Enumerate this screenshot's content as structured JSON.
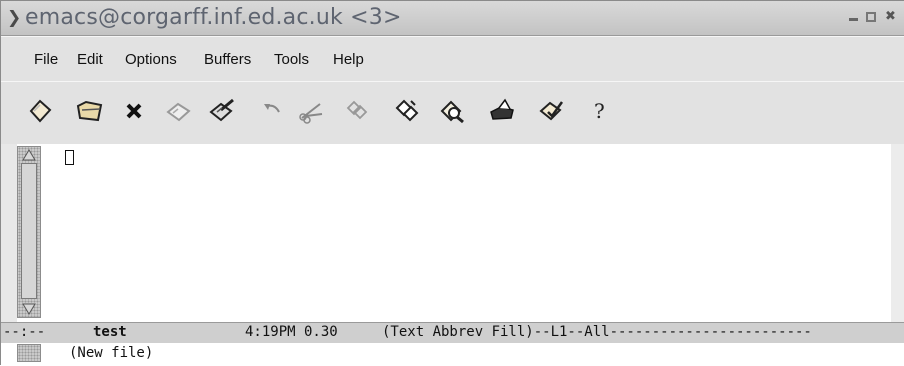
{
  "window": {
    "title": "emacs@corgarff.inf.ed.ac.uk <3>",
    "menu_icon": "chevron-down-icon",
    "controls": [
      "minimize-icon",
      "maximize-icon",
      "close-icon"
    ]
  },
  "menubar": {
    "items": [
      "File",
      "Edit",
      "Options",
      "Buffers",
      "Tools",
      "Help"
    ]
  },
  "toolbar": {
    "icons": [
      "new-file-icon",
      "open-folder-icon",
      "close-icon",
      "save-icon",
      "save-as-icon",
      "undo-icon",
      "cut-icon",
      "copy-icon",
      "paste-icon",
      "search-icon",
      "print-icon",
      "customize-icon",
      "help-icon"
    ]
  },
  "modeline": {
    "status": "--:--",
    "buffer": "test",
    "time_load": "4:19PM 0.30",
    "modes": "(Text Abbrev Fill)--L1--All------------------------"
  },
  "echo": {
    "message": "(New file)"
  }
}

===============

_WORK REQUIRED:_
Pictures stay out; reproduce every line of the records exactly.

_RESPONSE TO THE TASK:_
Enumerate this screenshot's content as structured JSON.
{
  "window": {
    "title": "emacs@corgarff.inf.ed.ac.uk <3>",
    "menu_icon": "chevron-down-icon",
    "controls": [
      "minimize-icon",
      "maximize-icon",
      "close-icon"
    ]
  },
  "menubar": {
    "items": [
      "File",
      "Edit",
      "Options",
      "Buffers",
      "Tools",
      "Help"
    ]
  },
  "toolbar": {
    "icons": [
      "new-file-icon",
      "open-folder-icon",
      "close-icon",
      "save-icon",
      "save-as-icon",
      "undo-icon",
      "cut-icon",
      "copy-icon",
      "paste-icon",
      "search-icon",
      "print-icon",
      "customize-icon",
      "help-icon"
    ]
  },
  "modeline": {
    "status": "--:--",
    "buffer": "test",
    "time_load": "4:19PM 0.30",
    "modes": "(Text Abbrev Fill)--L1--All------------------------"
  },
  "echo": {
    "message": "(New file)"
  }
}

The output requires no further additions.